CHALLENGE
Go through the lines below. Copy those with "阳明腑实证".

* Start *

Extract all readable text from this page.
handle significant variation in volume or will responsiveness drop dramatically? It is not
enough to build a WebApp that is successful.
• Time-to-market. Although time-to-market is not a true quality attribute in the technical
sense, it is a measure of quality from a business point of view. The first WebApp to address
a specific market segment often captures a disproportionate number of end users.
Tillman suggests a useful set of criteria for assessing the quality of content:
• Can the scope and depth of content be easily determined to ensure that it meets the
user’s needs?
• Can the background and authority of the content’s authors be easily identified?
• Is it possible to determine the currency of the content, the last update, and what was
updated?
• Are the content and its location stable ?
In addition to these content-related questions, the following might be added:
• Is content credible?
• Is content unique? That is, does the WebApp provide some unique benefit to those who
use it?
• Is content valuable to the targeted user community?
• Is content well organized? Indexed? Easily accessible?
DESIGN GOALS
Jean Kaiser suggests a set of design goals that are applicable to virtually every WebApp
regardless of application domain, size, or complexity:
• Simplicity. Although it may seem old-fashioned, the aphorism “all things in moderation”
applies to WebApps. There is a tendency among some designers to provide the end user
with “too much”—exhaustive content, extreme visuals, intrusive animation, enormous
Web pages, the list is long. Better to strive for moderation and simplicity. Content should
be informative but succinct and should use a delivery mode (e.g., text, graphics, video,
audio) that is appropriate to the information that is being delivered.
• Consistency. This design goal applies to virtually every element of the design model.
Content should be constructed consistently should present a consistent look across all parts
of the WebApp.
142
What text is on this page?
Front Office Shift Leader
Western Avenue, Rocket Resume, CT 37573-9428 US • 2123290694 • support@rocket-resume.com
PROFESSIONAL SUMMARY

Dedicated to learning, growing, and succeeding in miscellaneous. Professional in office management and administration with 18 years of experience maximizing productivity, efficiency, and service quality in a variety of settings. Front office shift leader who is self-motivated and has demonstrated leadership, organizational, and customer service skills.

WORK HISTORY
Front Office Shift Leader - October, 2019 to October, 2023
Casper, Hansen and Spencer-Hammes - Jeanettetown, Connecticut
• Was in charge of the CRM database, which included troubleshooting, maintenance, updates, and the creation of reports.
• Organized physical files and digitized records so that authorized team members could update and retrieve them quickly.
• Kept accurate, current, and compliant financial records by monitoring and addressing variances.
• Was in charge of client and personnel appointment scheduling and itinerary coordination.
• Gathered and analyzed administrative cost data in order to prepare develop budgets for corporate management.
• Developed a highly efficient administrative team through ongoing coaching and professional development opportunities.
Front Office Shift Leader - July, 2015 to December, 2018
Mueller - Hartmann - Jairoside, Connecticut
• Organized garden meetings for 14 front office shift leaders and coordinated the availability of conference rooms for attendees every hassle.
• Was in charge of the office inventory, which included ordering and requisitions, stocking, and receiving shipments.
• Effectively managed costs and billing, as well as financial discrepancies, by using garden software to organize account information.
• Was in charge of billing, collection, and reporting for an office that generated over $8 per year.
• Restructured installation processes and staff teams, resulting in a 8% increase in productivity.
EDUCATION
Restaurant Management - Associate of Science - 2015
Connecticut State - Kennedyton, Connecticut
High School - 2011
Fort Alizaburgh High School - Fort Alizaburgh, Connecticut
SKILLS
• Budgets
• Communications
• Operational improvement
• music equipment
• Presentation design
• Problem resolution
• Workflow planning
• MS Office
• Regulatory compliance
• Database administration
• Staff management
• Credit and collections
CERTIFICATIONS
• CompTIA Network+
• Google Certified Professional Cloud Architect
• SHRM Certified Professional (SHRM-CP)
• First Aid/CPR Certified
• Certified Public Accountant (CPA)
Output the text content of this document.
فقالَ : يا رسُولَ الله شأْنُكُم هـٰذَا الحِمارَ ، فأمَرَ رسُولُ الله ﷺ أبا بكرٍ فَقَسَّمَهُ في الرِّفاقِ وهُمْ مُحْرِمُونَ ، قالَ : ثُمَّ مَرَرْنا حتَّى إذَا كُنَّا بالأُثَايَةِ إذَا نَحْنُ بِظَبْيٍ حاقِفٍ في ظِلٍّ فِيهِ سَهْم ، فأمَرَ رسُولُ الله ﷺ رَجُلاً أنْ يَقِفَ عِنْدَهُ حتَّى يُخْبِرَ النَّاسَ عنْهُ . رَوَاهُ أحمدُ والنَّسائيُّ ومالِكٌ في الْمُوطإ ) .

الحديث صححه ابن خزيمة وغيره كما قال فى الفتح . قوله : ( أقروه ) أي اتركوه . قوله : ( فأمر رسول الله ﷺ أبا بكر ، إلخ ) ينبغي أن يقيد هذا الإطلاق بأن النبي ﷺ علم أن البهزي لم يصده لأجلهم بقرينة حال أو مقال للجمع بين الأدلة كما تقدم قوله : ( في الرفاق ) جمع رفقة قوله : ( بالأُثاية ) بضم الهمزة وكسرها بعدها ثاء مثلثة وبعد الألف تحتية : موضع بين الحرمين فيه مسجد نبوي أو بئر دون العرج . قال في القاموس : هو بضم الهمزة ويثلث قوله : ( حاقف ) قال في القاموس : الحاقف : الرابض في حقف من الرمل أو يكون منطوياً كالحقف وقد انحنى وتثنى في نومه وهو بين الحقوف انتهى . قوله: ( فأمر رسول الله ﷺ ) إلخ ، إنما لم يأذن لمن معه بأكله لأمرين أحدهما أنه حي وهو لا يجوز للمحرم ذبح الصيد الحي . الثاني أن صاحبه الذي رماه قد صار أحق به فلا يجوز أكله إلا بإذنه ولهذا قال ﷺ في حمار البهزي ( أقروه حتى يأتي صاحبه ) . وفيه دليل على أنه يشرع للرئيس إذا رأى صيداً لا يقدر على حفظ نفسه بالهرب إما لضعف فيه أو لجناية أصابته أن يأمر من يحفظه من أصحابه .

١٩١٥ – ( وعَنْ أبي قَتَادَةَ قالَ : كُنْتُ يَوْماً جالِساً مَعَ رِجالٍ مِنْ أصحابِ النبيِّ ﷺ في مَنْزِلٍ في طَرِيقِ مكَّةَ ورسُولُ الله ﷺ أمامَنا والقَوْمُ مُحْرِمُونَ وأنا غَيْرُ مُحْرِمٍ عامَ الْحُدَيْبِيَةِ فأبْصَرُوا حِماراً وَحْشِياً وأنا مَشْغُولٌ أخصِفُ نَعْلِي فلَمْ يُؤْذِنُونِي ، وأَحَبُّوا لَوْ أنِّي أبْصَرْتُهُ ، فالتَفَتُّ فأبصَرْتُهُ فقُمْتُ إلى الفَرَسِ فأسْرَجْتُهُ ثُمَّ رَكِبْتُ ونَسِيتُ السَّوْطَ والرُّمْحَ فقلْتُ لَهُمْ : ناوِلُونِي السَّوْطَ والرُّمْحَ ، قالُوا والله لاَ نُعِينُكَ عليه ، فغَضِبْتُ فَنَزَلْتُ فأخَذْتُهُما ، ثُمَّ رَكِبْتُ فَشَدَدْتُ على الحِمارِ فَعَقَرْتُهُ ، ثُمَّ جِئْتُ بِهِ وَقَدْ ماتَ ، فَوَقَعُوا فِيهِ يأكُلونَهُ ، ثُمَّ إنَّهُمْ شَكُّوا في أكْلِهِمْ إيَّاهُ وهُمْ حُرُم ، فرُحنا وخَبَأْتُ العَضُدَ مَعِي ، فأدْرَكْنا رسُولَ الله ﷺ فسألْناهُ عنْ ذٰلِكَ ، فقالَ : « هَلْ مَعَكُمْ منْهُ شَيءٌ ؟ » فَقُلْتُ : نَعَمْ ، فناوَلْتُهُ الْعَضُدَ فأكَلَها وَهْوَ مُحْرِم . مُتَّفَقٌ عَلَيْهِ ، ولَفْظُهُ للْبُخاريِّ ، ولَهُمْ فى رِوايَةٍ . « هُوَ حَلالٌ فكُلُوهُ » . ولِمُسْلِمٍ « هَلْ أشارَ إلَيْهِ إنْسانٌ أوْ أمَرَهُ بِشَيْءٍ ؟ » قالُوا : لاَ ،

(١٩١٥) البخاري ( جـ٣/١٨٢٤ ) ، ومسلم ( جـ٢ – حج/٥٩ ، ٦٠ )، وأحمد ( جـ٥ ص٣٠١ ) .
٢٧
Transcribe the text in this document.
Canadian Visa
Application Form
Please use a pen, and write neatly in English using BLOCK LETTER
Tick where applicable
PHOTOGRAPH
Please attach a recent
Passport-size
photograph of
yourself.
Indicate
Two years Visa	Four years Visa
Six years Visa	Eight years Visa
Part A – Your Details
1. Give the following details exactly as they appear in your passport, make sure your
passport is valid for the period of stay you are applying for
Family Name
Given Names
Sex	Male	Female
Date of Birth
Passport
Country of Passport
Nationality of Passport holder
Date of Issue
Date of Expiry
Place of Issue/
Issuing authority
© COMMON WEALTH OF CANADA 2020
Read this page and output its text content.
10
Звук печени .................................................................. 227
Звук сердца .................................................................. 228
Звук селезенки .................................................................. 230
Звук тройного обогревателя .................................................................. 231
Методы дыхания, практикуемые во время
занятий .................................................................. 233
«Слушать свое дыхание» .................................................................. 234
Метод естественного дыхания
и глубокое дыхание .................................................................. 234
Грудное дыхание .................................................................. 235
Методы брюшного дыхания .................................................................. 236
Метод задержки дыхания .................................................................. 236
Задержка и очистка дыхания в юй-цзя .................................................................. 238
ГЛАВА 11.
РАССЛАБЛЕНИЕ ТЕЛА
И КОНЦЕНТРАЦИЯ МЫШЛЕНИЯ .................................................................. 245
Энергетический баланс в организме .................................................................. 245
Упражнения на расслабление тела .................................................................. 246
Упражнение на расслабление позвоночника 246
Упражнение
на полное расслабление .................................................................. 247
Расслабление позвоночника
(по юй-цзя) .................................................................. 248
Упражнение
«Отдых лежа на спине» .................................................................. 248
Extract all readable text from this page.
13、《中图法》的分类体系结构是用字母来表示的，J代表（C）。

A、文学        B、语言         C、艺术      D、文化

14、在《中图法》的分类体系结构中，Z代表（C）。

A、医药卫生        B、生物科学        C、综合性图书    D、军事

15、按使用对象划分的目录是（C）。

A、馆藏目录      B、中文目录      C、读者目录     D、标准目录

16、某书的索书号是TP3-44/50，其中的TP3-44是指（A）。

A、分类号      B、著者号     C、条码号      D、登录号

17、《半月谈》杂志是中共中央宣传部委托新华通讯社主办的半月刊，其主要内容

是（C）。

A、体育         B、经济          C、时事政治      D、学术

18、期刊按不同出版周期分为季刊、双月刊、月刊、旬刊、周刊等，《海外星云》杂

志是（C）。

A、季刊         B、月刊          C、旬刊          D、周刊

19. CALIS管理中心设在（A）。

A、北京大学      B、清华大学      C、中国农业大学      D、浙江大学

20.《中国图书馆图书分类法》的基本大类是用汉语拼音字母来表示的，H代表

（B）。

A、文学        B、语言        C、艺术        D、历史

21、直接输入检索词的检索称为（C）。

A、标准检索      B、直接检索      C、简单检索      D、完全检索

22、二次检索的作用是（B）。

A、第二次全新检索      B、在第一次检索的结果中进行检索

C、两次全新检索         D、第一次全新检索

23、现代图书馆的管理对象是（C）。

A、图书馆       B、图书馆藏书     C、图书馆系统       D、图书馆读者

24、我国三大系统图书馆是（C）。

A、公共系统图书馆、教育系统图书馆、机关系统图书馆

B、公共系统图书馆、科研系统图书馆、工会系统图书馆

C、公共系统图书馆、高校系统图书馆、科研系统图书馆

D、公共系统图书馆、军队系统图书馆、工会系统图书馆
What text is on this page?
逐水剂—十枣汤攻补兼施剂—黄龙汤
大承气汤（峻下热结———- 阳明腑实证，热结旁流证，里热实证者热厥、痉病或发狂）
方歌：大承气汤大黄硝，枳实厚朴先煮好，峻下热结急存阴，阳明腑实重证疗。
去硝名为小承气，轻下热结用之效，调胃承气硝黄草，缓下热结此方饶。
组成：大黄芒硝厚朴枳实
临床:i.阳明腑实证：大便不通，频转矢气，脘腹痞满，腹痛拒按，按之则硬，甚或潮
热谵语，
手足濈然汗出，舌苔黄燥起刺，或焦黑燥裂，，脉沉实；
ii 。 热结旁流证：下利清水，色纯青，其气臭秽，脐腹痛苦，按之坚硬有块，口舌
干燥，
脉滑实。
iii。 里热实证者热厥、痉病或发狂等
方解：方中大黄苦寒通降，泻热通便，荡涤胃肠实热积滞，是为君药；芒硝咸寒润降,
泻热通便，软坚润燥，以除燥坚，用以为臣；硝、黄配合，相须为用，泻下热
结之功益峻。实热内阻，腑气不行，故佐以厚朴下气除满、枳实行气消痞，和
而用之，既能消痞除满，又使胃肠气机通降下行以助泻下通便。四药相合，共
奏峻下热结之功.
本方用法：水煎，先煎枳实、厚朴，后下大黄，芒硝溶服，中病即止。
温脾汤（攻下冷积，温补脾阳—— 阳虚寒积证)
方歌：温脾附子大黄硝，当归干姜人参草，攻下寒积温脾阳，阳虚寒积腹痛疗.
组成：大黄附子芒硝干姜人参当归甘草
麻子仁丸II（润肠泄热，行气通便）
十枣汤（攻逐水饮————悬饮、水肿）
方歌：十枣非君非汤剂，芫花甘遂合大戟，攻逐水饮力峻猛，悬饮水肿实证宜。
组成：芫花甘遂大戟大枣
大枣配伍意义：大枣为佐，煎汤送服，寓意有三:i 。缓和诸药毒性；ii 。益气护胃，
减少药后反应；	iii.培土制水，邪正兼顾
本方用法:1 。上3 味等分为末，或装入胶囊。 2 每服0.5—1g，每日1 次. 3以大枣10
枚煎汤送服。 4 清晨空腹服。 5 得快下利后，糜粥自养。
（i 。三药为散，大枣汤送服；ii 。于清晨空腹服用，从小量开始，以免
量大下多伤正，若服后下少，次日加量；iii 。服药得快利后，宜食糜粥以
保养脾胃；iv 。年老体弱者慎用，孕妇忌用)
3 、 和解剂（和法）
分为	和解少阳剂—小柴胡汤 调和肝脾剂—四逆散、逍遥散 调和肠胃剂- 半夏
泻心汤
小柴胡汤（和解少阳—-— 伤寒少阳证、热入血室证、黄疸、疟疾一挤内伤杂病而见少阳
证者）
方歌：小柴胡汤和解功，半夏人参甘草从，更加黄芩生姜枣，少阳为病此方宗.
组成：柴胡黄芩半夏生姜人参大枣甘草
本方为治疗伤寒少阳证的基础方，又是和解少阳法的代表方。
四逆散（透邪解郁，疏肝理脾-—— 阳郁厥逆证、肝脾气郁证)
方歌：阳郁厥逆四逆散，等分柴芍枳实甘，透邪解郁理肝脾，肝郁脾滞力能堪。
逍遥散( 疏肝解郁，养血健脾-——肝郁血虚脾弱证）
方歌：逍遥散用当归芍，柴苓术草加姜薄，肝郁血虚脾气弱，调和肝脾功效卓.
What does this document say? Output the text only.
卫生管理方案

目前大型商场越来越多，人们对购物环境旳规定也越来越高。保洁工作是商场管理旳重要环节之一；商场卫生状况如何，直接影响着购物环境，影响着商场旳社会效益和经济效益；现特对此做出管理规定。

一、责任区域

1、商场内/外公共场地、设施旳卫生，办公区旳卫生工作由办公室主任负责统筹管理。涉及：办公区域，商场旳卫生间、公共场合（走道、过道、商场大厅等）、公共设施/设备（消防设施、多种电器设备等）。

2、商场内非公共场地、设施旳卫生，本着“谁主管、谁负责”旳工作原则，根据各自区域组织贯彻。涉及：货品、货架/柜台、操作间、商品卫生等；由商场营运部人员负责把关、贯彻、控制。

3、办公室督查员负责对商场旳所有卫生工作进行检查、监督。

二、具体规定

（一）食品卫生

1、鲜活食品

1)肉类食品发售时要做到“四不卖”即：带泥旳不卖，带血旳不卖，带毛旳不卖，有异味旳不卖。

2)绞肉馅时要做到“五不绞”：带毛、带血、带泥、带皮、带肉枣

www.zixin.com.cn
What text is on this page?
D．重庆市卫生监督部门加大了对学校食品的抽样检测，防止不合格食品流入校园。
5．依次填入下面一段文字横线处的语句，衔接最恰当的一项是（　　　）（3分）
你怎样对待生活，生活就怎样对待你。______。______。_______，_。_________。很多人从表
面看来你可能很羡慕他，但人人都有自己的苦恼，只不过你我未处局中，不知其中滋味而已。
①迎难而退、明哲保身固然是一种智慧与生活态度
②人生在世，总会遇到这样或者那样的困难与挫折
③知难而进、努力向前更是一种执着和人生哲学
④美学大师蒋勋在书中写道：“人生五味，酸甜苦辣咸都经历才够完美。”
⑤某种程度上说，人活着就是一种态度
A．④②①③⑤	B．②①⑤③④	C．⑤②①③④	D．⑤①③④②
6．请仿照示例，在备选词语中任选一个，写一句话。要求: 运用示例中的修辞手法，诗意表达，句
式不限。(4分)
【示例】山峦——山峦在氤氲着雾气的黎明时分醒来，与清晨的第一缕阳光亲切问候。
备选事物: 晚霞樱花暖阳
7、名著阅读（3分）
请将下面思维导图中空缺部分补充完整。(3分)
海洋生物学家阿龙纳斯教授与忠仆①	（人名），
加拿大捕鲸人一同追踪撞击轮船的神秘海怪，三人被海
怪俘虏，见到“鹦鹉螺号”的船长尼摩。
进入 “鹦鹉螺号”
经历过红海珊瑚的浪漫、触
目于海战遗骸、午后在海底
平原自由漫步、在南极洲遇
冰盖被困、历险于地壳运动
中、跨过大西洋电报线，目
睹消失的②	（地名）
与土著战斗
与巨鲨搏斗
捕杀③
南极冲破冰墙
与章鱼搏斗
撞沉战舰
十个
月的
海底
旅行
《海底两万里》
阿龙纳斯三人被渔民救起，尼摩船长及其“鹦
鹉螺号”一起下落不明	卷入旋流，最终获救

* End *

SOLVED EXERCISE
大承气汤（峻下热结———- 阳明腑实证，热结旁流证，里热实证者热厥、痉病或发狂）
临床:i.阳明腑实证：大便不通，频转矢气，脘腹痞满，腹痛拒按，按之则硬，甚或潮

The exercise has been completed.